● **Do this**
Write the material out again, line by line, exactly as it is.

● **The input**
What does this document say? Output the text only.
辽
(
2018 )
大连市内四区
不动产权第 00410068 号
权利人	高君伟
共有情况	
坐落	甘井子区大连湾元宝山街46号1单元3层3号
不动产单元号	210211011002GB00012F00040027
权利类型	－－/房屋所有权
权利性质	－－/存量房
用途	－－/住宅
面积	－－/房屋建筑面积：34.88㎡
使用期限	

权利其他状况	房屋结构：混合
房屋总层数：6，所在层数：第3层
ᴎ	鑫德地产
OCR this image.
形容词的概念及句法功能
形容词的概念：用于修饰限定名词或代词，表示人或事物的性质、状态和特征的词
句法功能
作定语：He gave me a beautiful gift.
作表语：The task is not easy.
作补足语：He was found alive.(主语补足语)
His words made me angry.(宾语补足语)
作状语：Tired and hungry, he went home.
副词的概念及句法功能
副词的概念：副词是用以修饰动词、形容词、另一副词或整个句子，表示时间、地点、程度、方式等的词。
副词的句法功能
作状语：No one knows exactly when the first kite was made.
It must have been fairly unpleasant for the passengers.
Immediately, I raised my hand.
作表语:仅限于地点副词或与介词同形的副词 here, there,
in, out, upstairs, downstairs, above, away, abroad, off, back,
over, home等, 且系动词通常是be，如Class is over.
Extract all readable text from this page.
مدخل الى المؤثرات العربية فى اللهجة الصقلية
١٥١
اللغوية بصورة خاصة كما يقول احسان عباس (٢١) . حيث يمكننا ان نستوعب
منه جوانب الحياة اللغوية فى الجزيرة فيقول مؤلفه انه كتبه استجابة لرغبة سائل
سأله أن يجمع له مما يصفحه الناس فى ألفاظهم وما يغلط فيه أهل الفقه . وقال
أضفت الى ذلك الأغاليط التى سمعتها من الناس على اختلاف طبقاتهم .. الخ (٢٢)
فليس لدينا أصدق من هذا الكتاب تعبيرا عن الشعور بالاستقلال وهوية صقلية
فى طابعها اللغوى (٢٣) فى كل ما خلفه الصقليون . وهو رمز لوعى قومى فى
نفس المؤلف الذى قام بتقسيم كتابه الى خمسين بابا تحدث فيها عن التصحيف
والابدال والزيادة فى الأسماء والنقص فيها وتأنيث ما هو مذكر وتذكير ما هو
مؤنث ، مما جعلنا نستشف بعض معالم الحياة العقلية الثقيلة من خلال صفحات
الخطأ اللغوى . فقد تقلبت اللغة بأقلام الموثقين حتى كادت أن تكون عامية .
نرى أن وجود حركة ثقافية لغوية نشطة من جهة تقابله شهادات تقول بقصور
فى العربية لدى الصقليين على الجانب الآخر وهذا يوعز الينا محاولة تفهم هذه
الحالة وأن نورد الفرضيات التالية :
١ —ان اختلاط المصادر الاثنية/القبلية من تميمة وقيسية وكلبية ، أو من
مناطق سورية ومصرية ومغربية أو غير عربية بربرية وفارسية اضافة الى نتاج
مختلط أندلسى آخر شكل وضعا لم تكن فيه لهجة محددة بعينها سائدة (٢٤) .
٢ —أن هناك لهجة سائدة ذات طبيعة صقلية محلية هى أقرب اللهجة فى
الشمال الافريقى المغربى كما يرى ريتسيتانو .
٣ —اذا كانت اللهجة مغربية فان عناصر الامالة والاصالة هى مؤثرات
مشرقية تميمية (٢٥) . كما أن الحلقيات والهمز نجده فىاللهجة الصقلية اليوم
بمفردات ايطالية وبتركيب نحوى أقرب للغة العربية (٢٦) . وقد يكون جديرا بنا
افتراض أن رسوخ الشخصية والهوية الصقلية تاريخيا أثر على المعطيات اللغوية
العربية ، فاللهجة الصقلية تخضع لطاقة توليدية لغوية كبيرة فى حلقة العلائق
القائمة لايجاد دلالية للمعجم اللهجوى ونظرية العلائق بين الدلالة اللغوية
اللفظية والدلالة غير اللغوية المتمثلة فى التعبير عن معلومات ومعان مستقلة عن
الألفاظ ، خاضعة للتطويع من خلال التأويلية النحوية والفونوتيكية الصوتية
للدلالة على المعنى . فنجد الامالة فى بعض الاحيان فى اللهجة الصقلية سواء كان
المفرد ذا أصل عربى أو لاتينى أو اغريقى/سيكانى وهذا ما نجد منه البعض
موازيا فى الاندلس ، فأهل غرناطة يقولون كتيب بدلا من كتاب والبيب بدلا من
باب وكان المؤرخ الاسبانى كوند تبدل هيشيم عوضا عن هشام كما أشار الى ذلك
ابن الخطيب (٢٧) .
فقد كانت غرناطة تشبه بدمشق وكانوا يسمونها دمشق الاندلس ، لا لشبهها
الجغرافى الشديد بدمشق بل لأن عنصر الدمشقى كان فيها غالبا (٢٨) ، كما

● **Answer to this problem**
What does this document say? Output the text only.
辽
(
2018 )
大连市内四区
不动产权第 00410068 号
权利人	高君伟
共有情况	
坐落	甘井子区大连湾元宝山街46号1单元3层3号
不动产单元号	210211011002GB00012F00040027
权利类型	－－/房屋所有权
权利性质	－－/存量房
用途	－－/住宅
面积	－－/房屋建筑面积：34.88㎡
使用期限	

权利其他状况	房屋结构：混合
房屋总层数：6，所在层数：第3层
ᴎ	鑫德地产
OCR this image.
形容词的概念及句法功能
形容词的概念：用于修饰限定名词或代词，表示人或事物的性质、状态和特征的词
句法功能
作定语：He gave me a beautiful gift.
作表语：The task is not easy.
作补足语：He was found alive.(主语补足语)
His words made me angry.(宾语补足语)
作状语：Tired and hungry, he went home.
副词的概念及句法功能
副词的概念：副词是用以修饰动词、形容词、另一副词或整个句子，表示时间、地点、程度、方式等的词。
副词的句法功能
作状语：No one knows exactly when the first kite was made.
It must have been fairly unpleasant for the passengers.
Immediately, I raised my hand.
作表语:仅限于地点副词或与介词同形的副词 here, there,
in, out, upstairs, downstairs, above, away, abroad, off, back,
over, home等, 且系动词通常是be，如Class is over.
Extract all readable text from this page.
مدخل الى المؤثرات العربية فى اللهجة الصقلية
١٥١
اللغوية بصورة خاصة كما يقول احسان عباس (٢١) . حيث يمكننا ان نستوعب
منه جوانب الحياة اللغوية فى الجزيرة فيقول مؤلفه انه كتبه استجابة لرغبة سائل
سأله أن يجمع له مما يصفحه الناس فى ألفاظهم وما يغلط فيه أهل الفقه . وقال
أضفت الى ذلك الأغاليط التى سمعتها من الناس على اختلاف طبقاتهم .. الخ (٢٢)
فليس لدينا أصدق من هذا الكتاب تعبيرا عن الشعور بالاستقلال وهوية صقلية
فى طابعها اللغوى (٢٣) فى كل ما خلفه الصقليون . وهو رمز لوعى قومى فى
نفس المؤلف الذى قام بتقسيم كتابه الى خمسين بابا تحدث فيها عن التصحيف
والابدال والزيادة فى الأسماء والنقص فيها وتأنيث ما هو مذكر وتذكير ما هو
مؤنث ، مما جعلنا نستشف بعض معالم الحياة العقلية الثقيلة من خلال صفحات
الخطأ اللغوى . فقد تقلبت اللغة بأقلام الموثقين حتى كادت أن تكون عامية .
نرى أن وجود حركة ثقافية لغوية نشطة من جهة تقابله شهادات تقول بقصور
فى العربية لدى الصقليين على الجانب الآخر وهذا يوعز الينا محاولة تفهم هذه
الحالة وأن نورد الفرضيات التالية :
١ —ان اختلاط المصادر الاثنية/القبلية من تميمة وقيسية وكلبية ، أو من
مناطق سورية ومصرية ومغربية أو غير عربية بربرية وفارسية اضافة الى نتاج
مختلط أندلسى آخر شكل وضعا لم تكن فيه لهجة محددة بعينها سائدة (٢٤) .
٢ —أن هناك لهجة سائدة ذات طبيعة صقلية محلية هى أقرب اللهجة فى
الشمال الافريقى المغربى كما يرى ريتسيتانو .
٣ —اذا كانت اللهجة مغربية فان عناصر الامالة والاصالة هى مؤثرات
مشرقية تميمية (٢٥) . كما أن الحلقيات والهمز نجده فىاللهجة الصقلية اليوم
بمفردات ايطالية وبتركيب نحوى أقرب للغة العربية (٢٦) . وقد يكون جديرا بنا
افتراض أن رسوخ الشخصية والهوية الصقلية تاريخيا أثر على المعطيات اللغوية
العربية ، فاللهجة الصقلية تخضع لطاقة توليدية لغوية كبيرة فى حلقة العلائق
القائمة لايجاد دلالية للمعجم اللهجوى ونظرية العلائق بين الدلالة اللغوية
اللفظية والدلالة غير اللغوية المتمثلة فى التعبير عن معلومات ومعان مستقلة عن
الألفاظ ، خاضعة للتطويع من خلال التأويلية النحوية والفونوتيكية الصوتية
للدلالة على المعنى . فنجد الامالة فى بعض الاحيان فى اللهجة الصقلية سواء كان
المفرد ذا أصل عربى أو لاتينى أو اغريقى/سيكانى وهذا ما نجد منه البعض
موازيا فى الاندلس ، فأهل غرناطة يقولون كتيب بدلا من كتاب والبيب بدلا من
باب وكان المؤرخ الاسبانى كوند تبدل هيشيم عوضا عن هشام كما أشار الى ذلك
ابن الخطيب (٢٧) .
فقد كانت غرناطة تشبه بدمشق وكانوا يسمونها دمشق الاندلس ، لا لشبهها
الجغرافى الشديد بدمشق بل لأن عنصر الدمشقى كان فيها غالبا (٢٨) ، كما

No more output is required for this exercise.